*Stated exercise*:
Copy each line with the word "text" in it.

*Stored rows*:
:::
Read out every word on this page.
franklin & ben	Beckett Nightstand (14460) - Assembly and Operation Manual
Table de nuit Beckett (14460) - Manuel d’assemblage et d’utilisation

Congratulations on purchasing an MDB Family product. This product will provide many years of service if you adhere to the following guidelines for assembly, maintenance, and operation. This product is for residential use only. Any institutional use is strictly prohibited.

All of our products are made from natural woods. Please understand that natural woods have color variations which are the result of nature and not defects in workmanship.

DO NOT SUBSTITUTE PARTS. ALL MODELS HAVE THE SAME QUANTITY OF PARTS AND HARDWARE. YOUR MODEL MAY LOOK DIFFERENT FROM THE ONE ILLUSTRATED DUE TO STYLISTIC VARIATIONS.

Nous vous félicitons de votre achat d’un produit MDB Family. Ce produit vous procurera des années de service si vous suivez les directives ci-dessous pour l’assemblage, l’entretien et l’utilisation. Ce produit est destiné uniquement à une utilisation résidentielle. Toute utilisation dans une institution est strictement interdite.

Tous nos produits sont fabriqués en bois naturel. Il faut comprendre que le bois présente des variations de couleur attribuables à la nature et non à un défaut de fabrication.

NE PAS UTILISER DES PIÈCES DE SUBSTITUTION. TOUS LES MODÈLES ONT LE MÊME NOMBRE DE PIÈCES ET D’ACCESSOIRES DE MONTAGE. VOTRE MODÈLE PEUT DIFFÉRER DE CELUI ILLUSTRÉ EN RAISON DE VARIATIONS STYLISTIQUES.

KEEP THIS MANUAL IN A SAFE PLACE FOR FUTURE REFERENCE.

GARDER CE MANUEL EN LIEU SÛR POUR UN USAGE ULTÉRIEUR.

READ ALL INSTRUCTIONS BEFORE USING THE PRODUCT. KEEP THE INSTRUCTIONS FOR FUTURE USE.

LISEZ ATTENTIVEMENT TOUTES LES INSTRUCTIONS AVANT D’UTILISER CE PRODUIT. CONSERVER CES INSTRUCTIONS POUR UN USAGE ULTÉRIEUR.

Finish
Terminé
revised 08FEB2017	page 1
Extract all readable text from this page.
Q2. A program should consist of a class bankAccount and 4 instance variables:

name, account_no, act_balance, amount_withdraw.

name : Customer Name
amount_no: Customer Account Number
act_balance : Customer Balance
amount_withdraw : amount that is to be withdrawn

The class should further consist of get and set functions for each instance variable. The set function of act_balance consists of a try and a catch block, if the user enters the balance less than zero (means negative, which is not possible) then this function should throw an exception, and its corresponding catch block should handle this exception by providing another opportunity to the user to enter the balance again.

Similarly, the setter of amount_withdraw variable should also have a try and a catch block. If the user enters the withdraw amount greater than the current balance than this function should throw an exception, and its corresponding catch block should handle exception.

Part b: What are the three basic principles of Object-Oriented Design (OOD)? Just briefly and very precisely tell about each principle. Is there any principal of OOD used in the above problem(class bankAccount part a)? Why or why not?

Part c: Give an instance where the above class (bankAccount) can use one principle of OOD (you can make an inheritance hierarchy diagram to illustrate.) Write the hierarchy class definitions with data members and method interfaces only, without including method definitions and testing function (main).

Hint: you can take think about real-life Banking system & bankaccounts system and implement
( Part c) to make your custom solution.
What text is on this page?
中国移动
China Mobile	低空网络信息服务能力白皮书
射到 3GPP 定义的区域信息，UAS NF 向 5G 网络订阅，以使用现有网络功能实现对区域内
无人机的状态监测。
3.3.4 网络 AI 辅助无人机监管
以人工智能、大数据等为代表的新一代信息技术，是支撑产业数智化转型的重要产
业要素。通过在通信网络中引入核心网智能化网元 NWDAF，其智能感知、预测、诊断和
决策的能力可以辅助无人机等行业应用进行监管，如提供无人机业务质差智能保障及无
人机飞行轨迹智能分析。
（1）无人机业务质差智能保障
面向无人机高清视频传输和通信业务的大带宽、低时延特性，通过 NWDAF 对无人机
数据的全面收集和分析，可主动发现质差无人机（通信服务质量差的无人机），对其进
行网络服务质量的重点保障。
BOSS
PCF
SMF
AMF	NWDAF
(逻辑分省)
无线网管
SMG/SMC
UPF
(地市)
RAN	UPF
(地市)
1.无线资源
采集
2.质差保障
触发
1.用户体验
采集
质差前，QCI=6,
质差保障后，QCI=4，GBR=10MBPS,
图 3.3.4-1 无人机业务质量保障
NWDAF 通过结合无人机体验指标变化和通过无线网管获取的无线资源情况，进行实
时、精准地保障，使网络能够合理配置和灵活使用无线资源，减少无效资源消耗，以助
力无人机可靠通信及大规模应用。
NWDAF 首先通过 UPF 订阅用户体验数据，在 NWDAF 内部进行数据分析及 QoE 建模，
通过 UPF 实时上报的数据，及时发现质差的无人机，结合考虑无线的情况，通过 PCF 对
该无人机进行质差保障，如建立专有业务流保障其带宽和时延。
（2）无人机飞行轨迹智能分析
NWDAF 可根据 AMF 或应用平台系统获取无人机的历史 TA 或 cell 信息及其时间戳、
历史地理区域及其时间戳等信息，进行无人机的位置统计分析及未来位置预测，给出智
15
:::
*Result for this exercise*:
Extract all readable text from this page.
What text is on this page?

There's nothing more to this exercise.